Write out every line of the material exactly as it appears.

[DATASET RECORDS]:
- - -
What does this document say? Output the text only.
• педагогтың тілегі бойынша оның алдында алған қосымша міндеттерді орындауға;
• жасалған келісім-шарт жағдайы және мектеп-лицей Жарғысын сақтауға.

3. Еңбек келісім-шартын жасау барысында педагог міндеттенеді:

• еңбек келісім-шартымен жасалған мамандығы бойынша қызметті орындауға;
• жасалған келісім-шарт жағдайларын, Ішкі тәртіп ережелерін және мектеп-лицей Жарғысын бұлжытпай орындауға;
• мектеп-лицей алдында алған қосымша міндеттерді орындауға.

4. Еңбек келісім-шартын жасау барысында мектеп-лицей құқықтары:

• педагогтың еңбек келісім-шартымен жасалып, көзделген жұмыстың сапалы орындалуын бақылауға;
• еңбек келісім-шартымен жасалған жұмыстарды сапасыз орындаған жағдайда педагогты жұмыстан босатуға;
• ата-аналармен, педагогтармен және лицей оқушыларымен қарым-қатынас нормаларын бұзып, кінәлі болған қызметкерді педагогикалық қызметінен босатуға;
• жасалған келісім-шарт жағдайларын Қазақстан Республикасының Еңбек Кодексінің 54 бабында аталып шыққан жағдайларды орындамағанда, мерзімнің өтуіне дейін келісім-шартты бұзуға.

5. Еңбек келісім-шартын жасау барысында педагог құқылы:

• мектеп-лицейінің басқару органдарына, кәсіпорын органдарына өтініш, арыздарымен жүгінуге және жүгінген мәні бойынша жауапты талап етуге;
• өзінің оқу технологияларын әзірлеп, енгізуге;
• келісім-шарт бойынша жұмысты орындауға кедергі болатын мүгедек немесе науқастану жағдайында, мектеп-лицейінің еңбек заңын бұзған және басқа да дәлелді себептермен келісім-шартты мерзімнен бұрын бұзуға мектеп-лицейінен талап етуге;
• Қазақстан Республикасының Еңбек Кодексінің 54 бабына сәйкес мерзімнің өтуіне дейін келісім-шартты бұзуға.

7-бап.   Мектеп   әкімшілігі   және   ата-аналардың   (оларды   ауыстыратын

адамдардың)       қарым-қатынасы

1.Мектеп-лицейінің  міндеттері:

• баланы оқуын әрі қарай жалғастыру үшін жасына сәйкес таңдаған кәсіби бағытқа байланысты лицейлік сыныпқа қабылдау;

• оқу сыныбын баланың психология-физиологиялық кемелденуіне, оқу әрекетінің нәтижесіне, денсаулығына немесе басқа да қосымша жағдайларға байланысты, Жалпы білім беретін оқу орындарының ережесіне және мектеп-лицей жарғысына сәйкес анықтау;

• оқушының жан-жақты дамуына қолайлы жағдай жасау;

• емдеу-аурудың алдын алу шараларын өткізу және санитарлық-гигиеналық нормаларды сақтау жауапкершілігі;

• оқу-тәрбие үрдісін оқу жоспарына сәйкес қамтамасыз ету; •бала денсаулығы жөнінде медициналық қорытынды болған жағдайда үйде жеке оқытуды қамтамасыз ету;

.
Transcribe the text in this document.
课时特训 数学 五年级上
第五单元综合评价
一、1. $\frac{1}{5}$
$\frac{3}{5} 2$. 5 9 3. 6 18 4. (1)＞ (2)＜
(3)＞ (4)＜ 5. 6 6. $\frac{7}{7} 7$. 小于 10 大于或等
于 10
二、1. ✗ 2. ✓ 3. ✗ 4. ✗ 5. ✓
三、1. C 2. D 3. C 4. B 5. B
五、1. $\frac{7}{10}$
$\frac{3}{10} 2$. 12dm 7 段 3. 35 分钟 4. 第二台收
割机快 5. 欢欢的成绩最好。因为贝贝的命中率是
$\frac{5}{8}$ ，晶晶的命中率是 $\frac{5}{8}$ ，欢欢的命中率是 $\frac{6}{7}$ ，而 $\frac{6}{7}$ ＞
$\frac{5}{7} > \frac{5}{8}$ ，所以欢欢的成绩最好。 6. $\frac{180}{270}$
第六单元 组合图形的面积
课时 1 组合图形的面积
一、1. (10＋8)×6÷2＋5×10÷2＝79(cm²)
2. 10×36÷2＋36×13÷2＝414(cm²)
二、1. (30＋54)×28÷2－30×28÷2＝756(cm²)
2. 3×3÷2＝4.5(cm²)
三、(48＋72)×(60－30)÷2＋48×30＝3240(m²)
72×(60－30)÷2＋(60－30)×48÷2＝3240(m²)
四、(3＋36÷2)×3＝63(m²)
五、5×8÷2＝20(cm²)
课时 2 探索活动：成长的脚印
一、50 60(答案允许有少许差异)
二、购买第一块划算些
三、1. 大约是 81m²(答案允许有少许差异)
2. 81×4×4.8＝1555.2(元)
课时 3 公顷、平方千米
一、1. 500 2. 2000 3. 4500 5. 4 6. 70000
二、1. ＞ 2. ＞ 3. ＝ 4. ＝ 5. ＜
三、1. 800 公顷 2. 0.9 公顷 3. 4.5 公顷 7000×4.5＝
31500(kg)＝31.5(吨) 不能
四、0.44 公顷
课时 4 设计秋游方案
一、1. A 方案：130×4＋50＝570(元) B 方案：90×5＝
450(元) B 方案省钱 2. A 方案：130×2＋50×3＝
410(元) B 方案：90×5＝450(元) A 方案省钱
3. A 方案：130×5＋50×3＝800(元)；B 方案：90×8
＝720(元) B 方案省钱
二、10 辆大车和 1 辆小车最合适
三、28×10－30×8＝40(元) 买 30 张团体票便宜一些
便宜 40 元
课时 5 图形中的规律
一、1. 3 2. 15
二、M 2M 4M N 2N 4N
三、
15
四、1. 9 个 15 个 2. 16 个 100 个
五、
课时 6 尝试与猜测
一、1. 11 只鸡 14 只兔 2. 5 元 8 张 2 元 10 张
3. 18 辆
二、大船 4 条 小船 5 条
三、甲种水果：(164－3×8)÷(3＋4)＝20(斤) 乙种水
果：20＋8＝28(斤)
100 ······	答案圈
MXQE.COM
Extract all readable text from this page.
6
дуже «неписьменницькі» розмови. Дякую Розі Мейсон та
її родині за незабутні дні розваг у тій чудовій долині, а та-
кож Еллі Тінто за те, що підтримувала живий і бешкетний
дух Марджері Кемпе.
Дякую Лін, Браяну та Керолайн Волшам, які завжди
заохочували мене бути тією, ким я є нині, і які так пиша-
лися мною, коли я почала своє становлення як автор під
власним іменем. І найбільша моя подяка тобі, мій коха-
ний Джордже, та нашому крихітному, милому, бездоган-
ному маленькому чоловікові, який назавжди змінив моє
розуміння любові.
- - -
[EXERCISE SOLUTION]:
What does this document say? Output the text only.
• педагогтың тілегі бойынша оның алдында алған қосымша міндеттерді орындауға;
• жасалған келісім-шарт жағдайы және мектеп-лицей Жарғысын сақтауға.

3. Еңбек келісім-шартын жасау барысында педагог міндеттенеді:

• еңбек келісім-шартымен жасалған мамандығы бойынша қызметті орындауға;
• жасалған келісім-шарт жағдайларын, Ішкі тәртіп ережелерін және мектеп-лицей Жарғысын бұлжытпай орындауға;
• мектеп-лицей алдында алған қосымша міндеттерді орындауға.

4. Еңбек келісім-шартын жасау барысында мектеп-лицей құқықтары:

• педагогтың еңбек келісім-шартымен жасалып, көзделген жұмыстың сапалы орындалуын бақылауға;
• еңбек келісім-шартымен жасалған жұмыстарды сапасыз орындаған жағдайда педагогты жұмыстан босатуға;
• ата-аналармен, педагогтармен және лицей оқушыларымен қарым-қатынас нормаларын бұзып, кінәлі болған қызметкерді педагогикалық қызметінен босатуға;
• жасалған келісім-шарт жағдайларын Қазақстан Республикасының Еңбек Кодексінің 54 бабында аталып шыққан жағдайларды орындамағанда, мерзімнің өтуіне дейін келісім-шартты бұзуға.

5. Еңбек келісім-шартын жасау барысында педагог құқылы:

• мектеп-лицейінің басқару органдарына, кәсіпорын органдарына өтініш, арыздарымен жүгінуге және жүгінген мәні бойынша жауапты талап етуге;
• өзінің оқу технологияларын әзірлеп, енгізуге;
• келісім-шарт бойынша жұмысты орындауға кедергі болатын мүгедек немесе науқастану жағдайында, мектеп-лицейінің еңбек заңын бұзған және басқа да дәлелді себептермен келісім-шартты мерзімнен бұрын бұзуға мектеп-лицейінен талап етуге;
• Қазақстан Республикасының Еңбек Кодексінің 54 бабына сәйкес мерзімнің өтуіне дейін келісім-шартты бұзуға.

7-бап.   Мектеп   әкімшілігі   және   ата-аналардың   (оларды   ауыстыратын

адамдардың)       қарым-қатынасы

1.Мектеп-лицейінің  міндеттері:

• баланы оқуын әрі қарай жалғастыру үшін жасына сәйкес таңдаған кәсіби бағытқа байланысты лицейлік сыныпқа қабылдау;

• оқу сыныбын баланың психология-физиологиялық кемелденуіне, оқу әрекетінің нәтижесіне, денсаулығына немесе басқа да қосымша жағдайларға байланысты, Жалпы білім беретін оқу орындарының ережесіне және мектеп-лицей жарғысына сәйкес анықтау;

• оқушының жан-жақты дамуына қолайлы жағдай жасау;

• емдеу-аурудың алдын алу шараларын өткізу және санитарлық-гигиеналық нормаларды сақтау жауапкершілігі;

• оқу-тәрбие үрдісін оқу жоспарына сәйкес қамтамасыз ету; •бала денсаулығы жөнінде медициналық қорытынды болған жағдайда үйде жеке оқытуды қамтамасыз ету;

.
Transcribe the text in this document.
课时特训 数学 五年级上
第五单元综合评价
一、1. $\frac{1}{5}$
$\frac{3}{5} 2$. 5 9 3. 6 18 4. (1)＞ (2)＜
(3)＞ (4)＜ 5. 6 6. $\frac{7}{7} 7$. 小于 10 大于或等
于 10
二、1. ✗ 2. ✓ 3. ✗ 4. ✗ 5. ✓
三、1. C 2. D 3. C 4. B 5. B
五、1. $\frac{7}{10}$
$\frac{3}{10} 2$. 12dm 7 段 3. 35 分钟 4. 第二台收
割机快 5. 欢欢的成绩最好。因为贝贝的命中率是
$\frac{5}{8}$ ，晶晶的命中率是 $\frac{5}{8}$ ，欢欢的命中率是 $\frac{6}{7}$ ，而 $\frac{6}{7}$ ＞
$\frac{5}{7} > \frac{5}{8}$ ，所以欢欢的成绩最好。 6. $\frac{180}{270}$
第六单元 组合图形的面积
课时 1 组合图形的面积
一、1. (10＋8)×6÷2＋5×10÷2＝79(cm²)
2. 10×36÷2＋36×13÷2＝414(cm²)
二、1. (30＋54)×28÷2－30×28÷2＝756(cm²)
2. 3×3÷2＝4.5(cm²)
三、(48＋72)×(60－30)÷2＋48×30＝3240(m²)
72×(60－30)÷2＋(60－30)×48÷2＝3240(m²)
四、(3＋36÷2)×3＝63(m²)
五、5×8÷2＝20(cm²)
课时 2 探索活动：成长的脚印
一、50 60(答案允许有少许差异)
二、购买第一块划算些
三、1. 大约是 81m²(答案允许有少许差异)
2. 81×4×4.8＝1555.2(元)
课时 3 公顷、平方千米
一、1. 500 2. 2000 3. 4500 5. 4 6. 70000
二、1. ＞ 2. ＞ 3. ＝ 4. ＝ 5. ＜
三、1. 800 公顷 2. 0.9 公顷 3. 4.5 公顷 7000×4.5＝
31500(kg)＝31.5(吨) 不能
四、0.44 公顷
课时 4 设计秋游方案
一、1. A 方案：130×4＋50＝570(元) B 方案：90×5＝
450(元) B 方案省钱 2. A 方案：130×2＋50×3＝
410(元) B 方案：90×5＝450(元) A 方案省钱
3. A 方案：130×5＋50×3＝800(元)；B 方案：90×8
＝720(元) B 方案省钱
二、10 辆大车和 1 辆小车最合适
三、28×10－30×8＝40(元) 买 30 张团体票便宜一些
便宜 40 元
课时 5 图形中的规律
一、1. 3 2. 15
二、M 2M 4M N 2N 4N
三、
15
四、1. 9 个 15 个 2. 16 个 100 个
五、
课时 6 尝试与猜测
一、1. 11 只鸡 14 只兔 2. 5 元 8 张 2 元 10 张
3. 18 辆
二、大船 4 条 小船 5 条
三、甲种水果：(164－3×8)÷(3＋4)＝20(斤) 乙种水
果：20＋8＝28(斤)
100 ······	答案圈
MXQE.COM
Extract all readable text from this page.
6
дуже «неписьменницькі» розмови. Дякую Розі Мейсон та
її родині за незабутні дні розваг у тій чудовій долині, а та-
кож Еллі Тінто за те, що підтримувала живий і бешкетний
дух Марджері Кемпе.
Дякую Лін, Браяну та Керолайн Волшам, які завжди
заохочували мене бути тією, ким я є нині, і які так пиша-
лися мною, коли я почала своє становлення як автор під
власним іменем. І найбільша моя подяка тобі, мій коха-
ний Джордже, та нашому крихітному, милому, бездоган-
ному маленькому чоловікові, який назавжди змінив моє
розуміння любові.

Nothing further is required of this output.